▶ INSTRUCTIONS FOR THE TASK: Write the material out again exactly as it stands.

####################

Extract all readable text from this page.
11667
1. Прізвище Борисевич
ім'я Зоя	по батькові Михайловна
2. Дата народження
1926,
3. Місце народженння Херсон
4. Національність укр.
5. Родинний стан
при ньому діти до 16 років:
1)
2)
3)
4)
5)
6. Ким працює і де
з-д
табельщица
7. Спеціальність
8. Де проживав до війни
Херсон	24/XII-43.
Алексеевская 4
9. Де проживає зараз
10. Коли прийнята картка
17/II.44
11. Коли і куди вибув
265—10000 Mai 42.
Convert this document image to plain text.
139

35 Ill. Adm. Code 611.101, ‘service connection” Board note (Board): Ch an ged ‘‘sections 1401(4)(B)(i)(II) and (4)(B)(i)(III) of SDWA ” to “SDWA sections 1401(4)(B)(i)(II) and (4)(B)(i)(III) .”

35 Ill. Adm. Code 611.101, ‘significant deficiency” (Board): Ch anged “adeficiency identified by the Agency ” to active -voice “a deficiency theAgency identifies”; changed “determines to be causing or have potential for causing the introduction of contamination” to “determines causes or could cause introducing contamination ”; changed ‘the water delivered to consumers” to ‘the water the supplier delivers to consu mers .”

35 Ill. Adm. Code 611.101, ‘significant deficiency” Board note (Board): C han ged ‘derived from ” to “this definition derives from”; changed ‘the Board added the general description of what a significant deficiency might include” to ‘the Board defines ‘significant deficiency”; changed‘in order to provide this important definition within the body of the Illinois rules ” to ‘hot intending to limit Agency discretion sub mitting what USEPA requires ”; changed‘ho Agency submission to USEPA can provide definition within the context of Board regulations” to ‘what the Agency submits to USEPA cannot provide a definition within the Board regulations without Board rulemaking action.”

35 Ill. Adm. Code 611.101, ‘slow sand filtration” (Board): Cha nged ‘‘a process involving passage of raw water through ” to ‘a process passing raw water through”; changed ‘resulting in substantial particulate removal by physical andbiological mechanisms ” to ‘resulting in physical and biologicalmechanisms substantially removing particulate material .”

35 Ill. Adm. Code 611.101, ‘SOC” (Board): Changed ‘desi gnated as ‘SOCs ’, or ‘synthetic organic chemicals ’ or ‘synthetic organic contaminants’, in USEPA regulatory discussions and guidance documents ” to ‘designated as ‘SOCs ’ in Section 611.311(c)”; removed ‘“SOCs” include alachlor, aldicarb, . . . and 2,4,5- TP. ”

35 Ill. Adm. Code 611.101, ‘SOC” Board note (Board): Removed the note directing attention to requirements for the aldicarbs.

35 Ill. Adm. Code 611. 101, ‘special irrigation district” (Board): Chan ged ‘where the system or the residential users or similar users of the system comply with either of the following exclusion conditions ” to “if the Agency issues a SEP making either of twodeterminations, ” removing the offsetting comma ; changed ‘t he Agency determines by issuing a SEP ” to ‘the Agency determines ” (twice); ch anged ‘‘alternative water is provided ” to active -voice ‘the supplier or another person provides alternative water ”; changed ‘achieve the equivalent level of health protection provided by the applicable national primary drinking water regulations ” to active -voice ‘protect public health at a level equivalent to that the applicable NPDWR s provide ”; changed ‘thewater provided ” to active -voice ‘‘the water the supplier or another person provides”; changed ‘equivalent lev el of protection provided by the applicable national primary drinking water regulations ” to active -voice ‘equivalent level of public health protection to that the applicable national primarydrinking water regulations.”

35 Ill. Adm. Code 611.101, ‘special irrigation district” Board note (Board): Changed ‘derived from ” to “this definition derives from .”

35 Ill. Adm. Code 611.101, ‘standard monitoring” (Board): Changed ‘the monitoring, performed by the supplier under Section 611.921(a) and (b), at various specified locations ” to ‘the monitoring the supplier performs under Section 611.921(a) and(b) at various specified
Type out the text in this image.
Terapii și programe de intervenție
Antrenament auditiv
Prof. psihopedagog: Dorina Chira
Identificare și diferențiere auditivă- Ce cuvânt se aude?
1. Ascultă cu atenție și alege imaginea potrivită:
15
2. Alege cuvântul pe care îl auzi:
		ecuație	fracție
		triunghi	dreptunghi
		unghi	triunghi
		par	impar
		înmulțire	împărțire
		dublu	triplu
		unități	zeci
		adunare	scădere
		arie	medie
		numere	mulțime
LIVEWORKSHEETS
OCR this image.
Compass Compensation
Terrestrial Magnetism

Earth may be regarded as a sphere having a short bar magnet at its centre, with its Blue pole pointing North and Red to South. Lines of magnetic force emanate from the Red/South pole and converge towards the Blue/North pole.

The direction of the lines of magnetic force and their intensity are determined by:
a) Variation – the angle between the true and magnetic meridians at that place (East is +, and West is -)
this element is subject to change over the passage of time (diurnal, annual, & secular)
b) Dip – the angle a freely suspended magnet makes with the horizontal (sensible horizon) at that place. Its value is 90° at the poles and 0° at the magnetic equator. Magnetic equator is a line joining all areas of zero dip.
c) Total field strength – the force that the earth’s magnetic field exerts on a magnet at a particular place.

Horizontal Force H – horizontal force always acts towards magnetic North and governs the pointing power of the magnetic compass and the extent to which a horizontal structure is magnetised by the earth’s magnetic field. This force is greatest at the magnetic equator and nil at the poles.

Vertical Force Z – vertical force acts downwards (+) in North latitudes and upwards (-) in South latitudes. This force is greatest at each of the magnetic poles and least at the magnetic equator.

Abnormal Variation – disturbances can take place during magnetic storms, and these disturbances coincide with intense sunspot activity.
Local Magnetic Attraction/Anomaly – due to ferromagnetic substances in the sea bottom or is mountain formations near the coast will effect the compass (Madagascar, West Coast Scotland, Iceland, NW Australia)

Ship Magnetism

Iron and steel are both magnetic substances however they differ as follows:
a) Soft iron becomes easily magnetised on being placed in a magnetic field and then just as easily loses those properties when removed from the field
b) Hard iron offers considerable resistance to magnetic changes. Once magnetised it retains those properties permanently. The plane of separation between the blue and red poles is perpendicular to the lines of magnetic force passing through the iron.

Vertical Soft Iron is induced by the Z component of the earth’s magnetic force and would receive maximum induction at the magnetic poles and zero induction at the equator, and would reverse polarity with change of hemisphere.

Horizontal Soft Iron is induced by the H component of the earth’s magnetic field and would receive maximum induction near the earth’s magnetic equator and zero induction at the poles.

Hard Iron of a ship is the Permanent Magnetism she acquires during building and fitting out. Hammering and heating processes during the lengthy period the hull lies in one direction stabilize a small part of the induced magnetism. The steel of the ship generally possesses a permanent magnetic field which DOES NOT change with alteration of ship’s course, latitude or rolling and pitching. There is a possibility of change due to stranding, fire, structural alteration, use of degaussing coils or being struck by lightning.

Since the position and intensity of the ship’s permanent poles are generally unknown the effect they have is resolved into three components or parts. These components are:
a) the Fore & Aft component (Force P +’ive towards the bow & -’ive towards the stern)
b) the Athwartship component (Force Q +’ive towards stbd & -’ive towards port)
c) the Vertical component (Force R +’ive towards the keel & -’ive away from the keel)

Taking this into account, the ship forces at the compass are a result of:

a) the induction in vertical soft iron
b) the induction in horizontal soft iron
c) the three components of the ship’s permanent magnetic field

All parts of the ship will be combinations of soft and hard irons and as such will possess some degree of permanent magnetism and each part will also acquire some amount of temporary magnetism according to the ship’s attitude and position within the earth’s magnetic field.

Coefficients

####################

▶ WRITTEN SOLUTION:
Extract all readable text from this page.
11667
1. Прізвище Борисевич
ім'я Зоя	по батькові Михайловна
2. Дата народження
1926,
3. Місце народженння Херсон
4. Національність укр.
5. Родинний стан
при ньому діти до 16 років:
1)
2)
3)
4)
5)
6. Ким працює і де
з-д
табельщица
7. Спеціальність
8. Де проживав до війни
Херсон	24/XII-43.
Алексеевская 4
9. Де проживає зараз
10. Коли прийнята картка
17/II.44
11. Коли і куди вибув
265—10000 Mai 42.
Convert this document image to plain text.
139

35 Ill. Adm. Code 611.101, ‘service connection” Board note (Board): Ch an ged ‘‘sections 1401(4)(B)(i)(II) and (4)(B)(i)(III) of SDWA ” to “SDWA sections 1401(4)(B)(i)(II) and (4)(B)(i)(III) .”

35 Ill. Adm. Code 611.101, ‘significant deficiency” (Board): Ch anged “adeficiency identified by the Agency ” to active -voice “a deficiency theAgency identifies”; changed “determines to be causing or have potential for causing the introduction of contamination” to “determines causes or could cause introducing contamination ”; changed ‘the water delivered to consumers” to ‘the water the supplier delivers to consu mers .”

35 Ill. Adm. Code 611.101, ‘significant deficiency” Board note (Board): C han ged ‘derived from ” to “this definition derives from”; changed ‘the Board added the general description of what a significant deficiency might include” to ‘the Board defines ‘significant deficiency”; changed‘in order to provide this important definition within the body of the Illinois rules ” to ‘hot intending to limit Agency discretion sub mitting what USEPA requires ”; changed‘ho Agency submission to USEPA can provide definition within the context of Board regulations” to ‘what the Agency submits to USEPA cannot provide a definition within the Board regulations without Board rulemaking action.”

35 Ill. Adm. Code 611.101, ‘slow sand filtration” (Board): Cha nged ‘‘a process involving passage of raw water through ” to ‘a process passing raw water through”; changed ‘resulting in substantial particulate removal by physical andbiological mechanisms ” to ‘resulting in physical and biologicalmechanisms substantially removing particulate material .”

35 Ill. Adm. Code 611.101, ‘SOC” (Board): Changed ‘desi gnated as ‘SOCs ’, or ‘synthetic organic chemicals ’ or ‘synthetic organic contaminants’, in USEPA regulatory discussions and guidance documents ” to ‘designated as ‘SOCs ’ in Section 611.311(c)”; removed ‘“SOCs” include alachlor, aldicarb, . . . and 2,4,5- TP. ”

35 Ill. Adm. Code 611.101, ‘SOC” Board note (Board): Removed the note directing attention to requirements for the aldicarbs.

35 Ill. Adm. Code 611. 101, ‘special irrigation district” (Board): Chan ged ‘where the system or the residential users or similar users of the system comply with either of the following exclusion conditions ” to “if the Agency issues a SEP making either of twodeterminations, ” removing the offsetting comma ; changed ‘t he Agency determines by issuing a SEP ” to ‘the Agency determines ” (twice); ch anged ‘‘alternative water is provided ” to active -voice ‘the supplier or another person provides alternative water ”; changed ‘achieve the equivalent level of health protection provided by the applicable national primary drinking water regulations ” to active -voice ‘protect public health at a level equivalent to that the applicable NPDWR s provide ”; changed ‘thewater provided ” to active -voice ‘‘the water the supplier or another person provides”; changed ‘equivalent lev el of protection provided by the applicable national primary drinking water regulations ” to active -voice ‘equivalent level of public health protection to that the applicable national primarydrinking water regulations.”

35 Ill. Adm. Code 611.101, ‘special irrigation district” Board note (Board): Changed ‘derived from ” to “this definition derives from .”

35 Ill. Adm. Code 611.101, ‘standard monitoring” (Board): Changed ‘the monitoring, performed by the supplier under Section 611.921(a) and (b), at various specified locations ” to ‘the monitoring the supplier performs under Section 611.921(a) and(b) at various specified
Type out the text in this image.
Terapii și programe de intervenție
Antrenament auditiv
Prof. psihopedagog: Dorina Chira
Identificare și diferențiere auditivă- Ce cuvânt se aude?
1. Ascultă cu atenție și alege imaginea potrivită:
15
2. Alege cuvântul pe care îl auzi:
		ecuație	fracție
		triunghi	dreptunghi
		unghi	triunghi
		par	impar
		înmulțire	împărțire
		dublu	triplu
		unități	zeci
		adunare	scădere
		arie	medie
		numere	mulțime
LIVEWORKSHEETS
OCR this image.
Compass Compensation
Terrestrial Magnetism

Earth may be regarded as a sphere having a short bar magnet at its centre, with its Blue pole pointing North and Red to South. Lines of magnetic force emanate from the Red/South pole and converge towards the Blue/North pole.

The direction of the lines of magnetic force and their intensity are determined by:
a) Variation – the angle between the true and magnetic meridians at that place (East is +, and West is -)
this element is subject to change over the passage of time (diurnal, annual, & secular)
b) Dip – the angle a freely suspended magnet makes with the horizontal (sensible horizon) at that place. Its value is 90° at the poles and 0° at the magnetic equator. Magnetic equator is a line joining all areas of zero dip.
c) Total field strength – the force that the earth’s magnetic field exerts on a magnet at a particular place.

Horizontal Force H – horizontal force always acts towards magnetic North and governs the pointing power of the magnetic compass and the extent to which a horizontal structure is magnetised by the earth’s magnetic field. This force is greatest at the magnetic equator and nil at the poles.

Vertical Force Z – vertical force acts downwards (+) in North latitudes and upwards (-) in South latitudes. This force is greatest at each of the magnetic poles and least at the magnetic equator.

Abnormal Variation – disturbances can take place during magnetic storms, and these disturbances coincide with intense sunspot activity.
Local Magnetic Attraction/Anomaly – due to ferromagnetic substances in the sea bottom or is mountain formations near the coast will effect the compass (Madagascar, West Coast Scotland, Iceland, NW Australia)

Ship Magnetism

Iron and steel are both magnetic substances however they differ as follows:
a) Soft iron becomes easily magnetised on being placed in a magnetic field and then just as easily loses those properties when removed from the field
b) Hard iron offers considerable resistance to magnetic changes. Once magnetised it retains those properties permanently. The plane of separation between the blue and red poles is perpendicular to the lines of magnetic force passing through the iron.

Vertical Soft Iron is induced by the Z component of the earth’s magnetic force and would receive maximum induction at the magnetic poles and zero induction at the equator, and would reverse polarity with change of hemisphere.

Horizontal Soft Iron is induced by the H component of the earth’s magnetic field and would receive maximum induction near the earth’s magnetic equator and zero induction at the poles.

Hard Iron of a ship is the Permanent Magnetism she acquires during building and fitting out. Hammering and heating processes during the lengthy period the hull lies in one direction stabilize a small part of the induced magnetism. The steel of the ship generally possesses a permanent magnetic field which DOES NOT change with alteration of ship’s course, latitude or rolling and pitching. There is a possibility of change due to stranding, fire, structural alteration, use of degaussing coils or being struck by lightning.

Since the position and intensity of the ship’s permanent poles are generally unknown the effect they have is resolved into three components or parts. These components are:
a) the Fore & Aft component (Force P +’ive towards the bow & -’ive towards the stern)
b) the Athwartship component (Force Q +’ive towards stbd & -’ive towards port)
c) the Vertical component (Force R +’ive towards the keel & -’ive away from the keel)

Taking this into account, the ship forces at the compass are a result of:

a) the induction in vertical soft iron
b) the induction in horizontal soft iron
c) the three components of the ship’s permanent magnetic field

All parts of the ship will be combinations of soft and hard irons and as such will possess some degree of permanent magnetism and each part will also acquire some amount of temporary magnetism according to the ship’s attitude and position within the earth’s magnetic field.

Coefficients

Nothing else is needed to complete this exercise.